Exercise material ->

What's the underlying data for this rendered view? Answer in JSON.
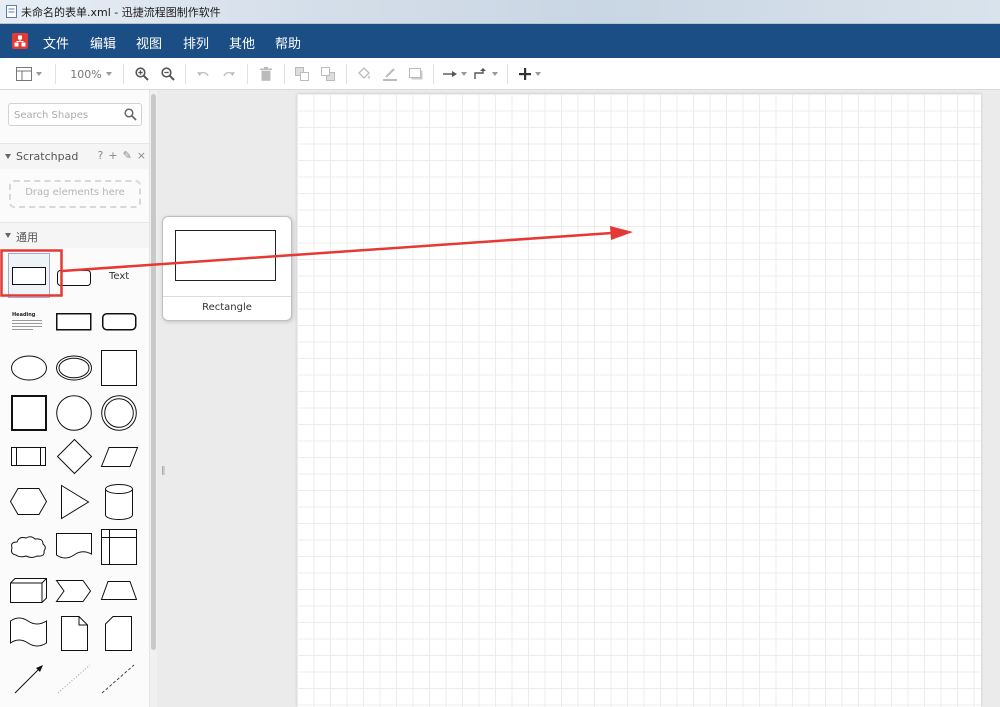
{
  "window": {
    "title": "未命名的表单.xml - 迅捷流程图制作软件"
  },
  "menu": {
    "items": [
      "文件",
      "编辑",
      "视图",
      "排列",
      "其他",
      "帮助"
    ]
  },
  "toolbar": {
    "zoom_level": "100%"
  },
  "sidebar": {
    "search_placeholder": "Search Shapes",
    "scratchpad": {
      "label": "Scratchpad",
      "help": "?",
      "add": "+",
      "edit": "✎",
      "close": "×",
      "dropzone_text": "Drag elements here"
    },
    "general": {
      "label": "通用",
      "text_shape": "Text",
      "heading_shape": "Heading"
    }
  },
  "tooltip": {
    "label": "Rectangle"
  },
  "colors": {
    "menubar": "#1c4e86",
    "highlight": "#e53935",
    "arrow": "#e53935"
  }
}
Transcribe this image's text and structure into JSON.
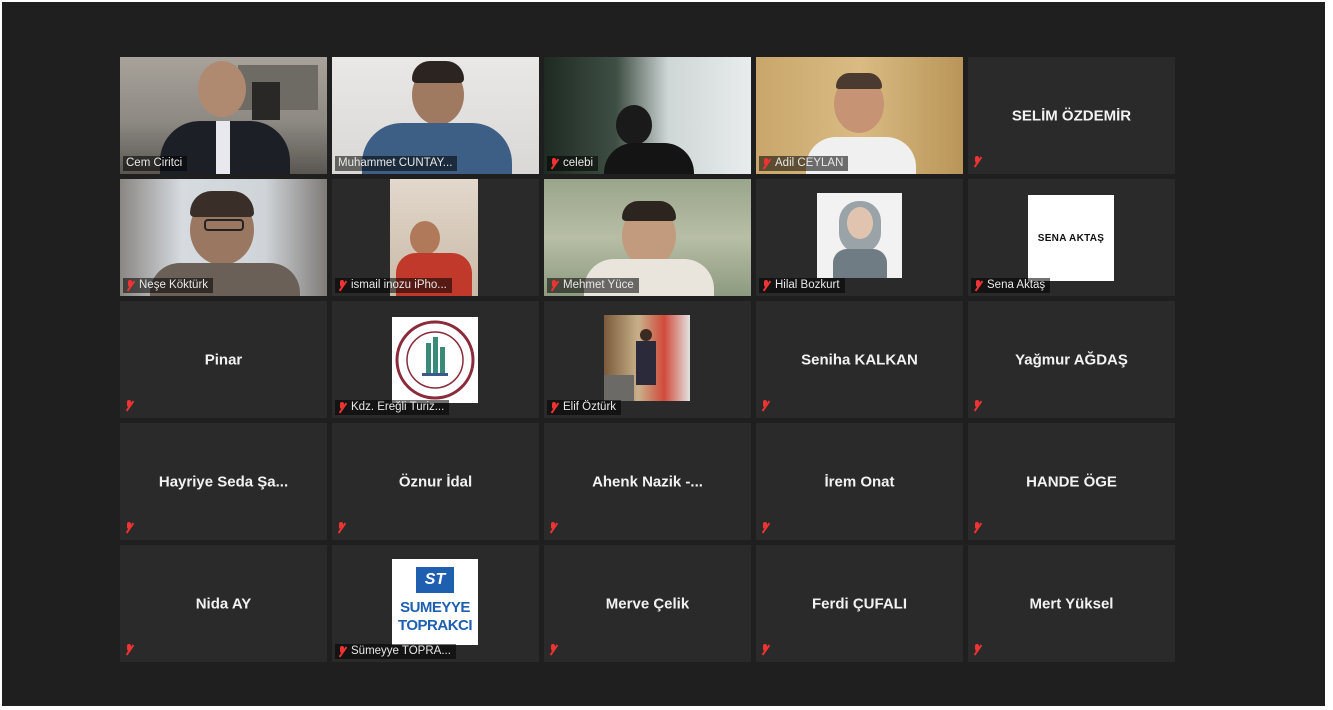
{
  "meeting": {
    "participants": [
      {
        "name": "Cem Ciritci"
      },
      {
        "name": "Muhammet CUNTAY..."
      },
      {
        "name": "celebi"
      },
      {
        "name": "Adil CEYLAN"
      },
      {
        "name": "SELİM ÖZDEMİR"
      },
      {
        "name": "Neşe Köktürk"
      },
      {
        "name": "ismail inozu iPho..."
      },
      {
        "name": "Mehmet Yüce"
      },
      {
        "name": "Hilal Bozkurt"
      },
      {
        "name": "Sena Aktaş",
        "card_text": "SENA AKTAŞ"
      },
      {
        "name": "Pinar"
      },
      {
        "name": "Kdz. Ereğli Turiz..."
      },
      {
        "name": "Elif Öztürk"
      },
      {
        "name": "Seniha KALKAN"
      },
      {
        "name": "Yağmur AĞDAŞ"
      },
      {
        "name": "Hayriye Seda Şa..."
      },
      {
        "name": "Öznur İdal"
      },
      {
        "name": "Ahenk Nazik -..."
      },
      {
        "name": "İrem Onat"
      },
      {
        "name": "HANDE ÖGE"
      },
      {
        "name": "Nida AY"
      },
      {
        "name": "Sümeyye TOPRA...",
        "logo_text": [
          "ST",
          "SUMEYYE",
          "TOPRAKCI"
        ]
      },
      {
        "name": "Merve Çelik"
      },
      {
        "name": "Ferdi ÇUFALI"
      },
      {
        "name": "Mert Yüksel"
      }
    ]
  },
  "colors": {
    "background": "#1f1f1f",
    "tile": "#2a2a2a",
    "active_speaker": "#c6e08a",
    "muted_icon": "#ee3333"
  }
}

Prompt ->
Excluding the pictures, restate the records above word for word.

Reply ->
What's the underlying data for this rendered view? Answer in JSON.
{
  "window": {
    "title": "未命名的表单.xml - 迅捷流程图制作软件"
  },
  "menu": {
    "items": [
      "文件",
      "编辑",
      "视图",
      "排列",
      "其他",
      "帮助"
    ]
  },
  "toolbar": {
    "zoom_level": "100%"
  },
  "sidebar": {
    "search_placeholder": "Search Shapes",
    "scratchpad": {
      "label": "Scratchpad",
      "help": "?",
      "add": "+",
      "edit": "✎",
      "close": "×",
      "dropzone_text": "Drag elements here"
    },
    "general": {
      "label": "通用",
      "text_shape": "Text",
      "heading_shape": "Heading"
    }
  },
  "tooltip": {
    "label": "Rectangle"
  },
  "colors": {
    "menubar": "#1c4e86",
    "highlight": "#e53935",
    "arrow": "#e53935"
  }
}
Transcribe this image's text and structure into JSON.
{
  "meeting": {
    "participants": [
      {
        "name": "Cem Ciritci"
      },
      {
        "name": "Muhammet CUNTAY..."
      },
      {
        "name": "celebi"
      },
      {
        "name": "Adil CEYLAN"
      },
      {
        "name": "SELİM ÖZDEMİR"
      },
      {
        "name": "Neşe Köktürk"
      },
      {
        "name": "ismail inozu iPho..."
      },
      {
        "name": "Mehmet Yüce"
      },
      {
        "name": "Hilal Bozkurt"
      },
      {
        "name": "Sena Aktaş",
        "card_text": "SENA AKTAŞ"
      },
      {
        "name": "Pinar"
      },
      {
        "name": "Kdz. Ereğli Turiz..."
      },
      {
        "name": "Elif Öztürk"
      },
      {
        "name": "Seniha KALKAN"
      },
      {
        "name": "Yağmur AĞDAŞ"
      },
      {
        "name": "Hayriye Seda Şa..."
      },
      {
        "name": "Öznur İdal"
      },
      {
        "name": "Ahenk Nazik -..."
      },
      {
        "name": "İrem Onat"
      },
      {
        "name": "HANDE ÖGE"
      },
      {
        "name": "Nida AY"
      },
      {
        "name": "Sümeyye TOPRA...",
        "logo_text": [
          "ST",
          "SUMEYYE",
          "TOPRAKCI"
        ]
      },
      {
        "name": "Merve Çelik"
      },
      {
        "name": "Ferdi ÇUFALI"
      },
      {
        "name": "Mert Yüksel"
      }
    ]
  },
  "colors": {
    "background": "#1f1f1f",
    "tile": "#2a2a2a",
    "active_speaker": "#c6e08a",
    "muted_icon": "#ee3333"
  }
}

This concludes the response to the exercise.